(Stored items)
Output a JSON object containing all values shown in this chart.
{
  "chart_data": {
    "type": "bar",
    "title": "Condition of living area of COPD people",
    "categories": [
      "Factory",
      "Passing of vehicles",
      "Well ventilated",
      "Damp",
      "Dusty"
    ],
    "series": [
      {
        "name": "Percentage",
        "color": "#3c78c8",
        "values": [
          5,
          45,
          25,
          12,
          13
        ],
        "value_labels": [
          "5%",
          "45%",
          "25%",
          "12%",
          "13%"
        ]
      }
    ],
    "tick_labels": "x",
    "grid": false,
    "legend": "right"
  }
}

==

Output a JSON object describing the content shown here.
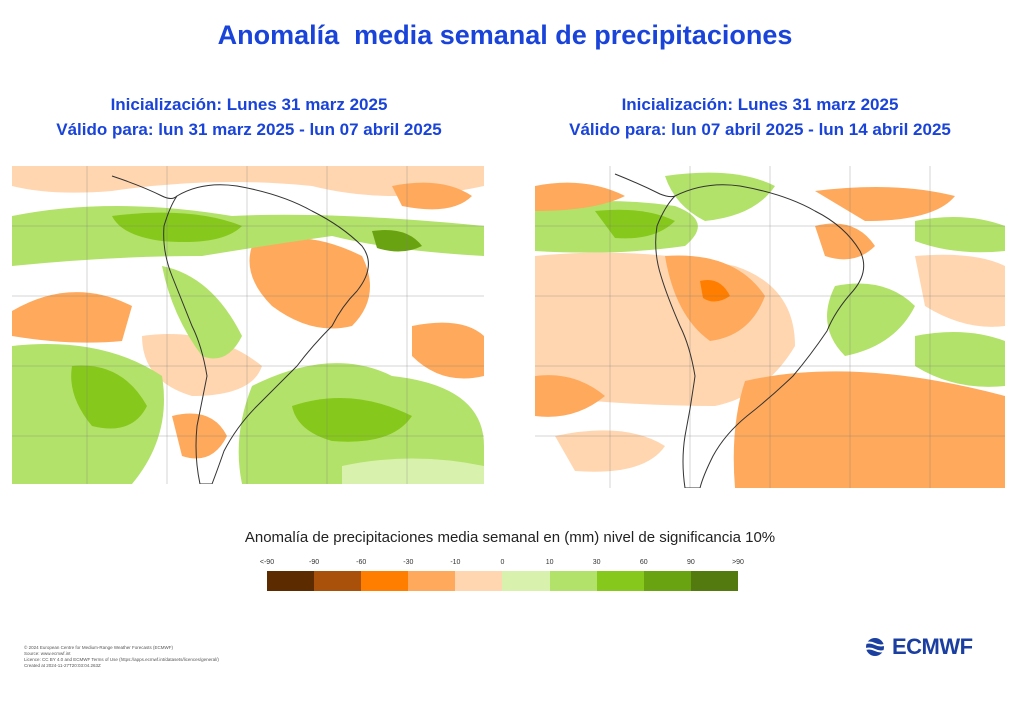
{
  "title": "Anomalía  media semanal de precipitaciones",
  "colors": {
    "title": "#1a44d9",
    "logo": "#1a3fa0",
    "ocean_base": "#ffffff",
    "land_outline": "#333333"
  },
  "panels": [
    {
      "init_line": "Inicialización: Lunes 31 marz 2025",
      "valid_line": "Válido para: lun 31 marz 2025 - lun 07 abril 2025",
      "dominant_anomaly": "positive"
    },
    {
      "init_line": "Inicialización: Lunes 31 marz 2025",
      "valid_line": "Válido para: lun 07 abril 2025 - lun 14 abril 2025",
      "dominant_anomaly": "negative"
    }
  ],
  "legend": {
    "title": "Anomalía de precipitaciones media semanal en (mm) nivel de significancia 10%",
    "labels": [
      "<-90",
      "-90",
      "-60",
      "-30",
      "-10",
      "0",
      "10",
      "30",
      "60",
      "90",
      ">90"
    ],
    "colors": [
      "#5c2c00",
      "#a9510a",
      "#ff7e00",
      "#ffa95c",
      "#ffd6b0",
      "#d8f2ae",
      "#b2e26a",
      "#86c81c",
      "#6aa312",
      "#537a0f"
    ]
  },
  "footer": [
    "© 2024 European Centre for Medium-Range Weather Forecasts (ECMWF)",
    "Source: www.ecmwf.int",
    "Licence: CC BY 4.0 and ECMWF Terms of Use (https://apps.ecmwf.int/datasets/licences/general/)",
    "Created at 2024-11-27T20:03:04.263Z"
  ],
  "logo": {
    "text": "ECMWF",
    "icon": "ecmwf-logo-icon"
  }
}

Aim of the exercise -
Using the records above, select and copy every line that has the word "Anomalía".

Expected answer -
  "title": "Anomalía  media semanal de precipitaciones",
    "title": "Anomalía de precipitaciones media semanal en (mm) nivel de significancia 10%",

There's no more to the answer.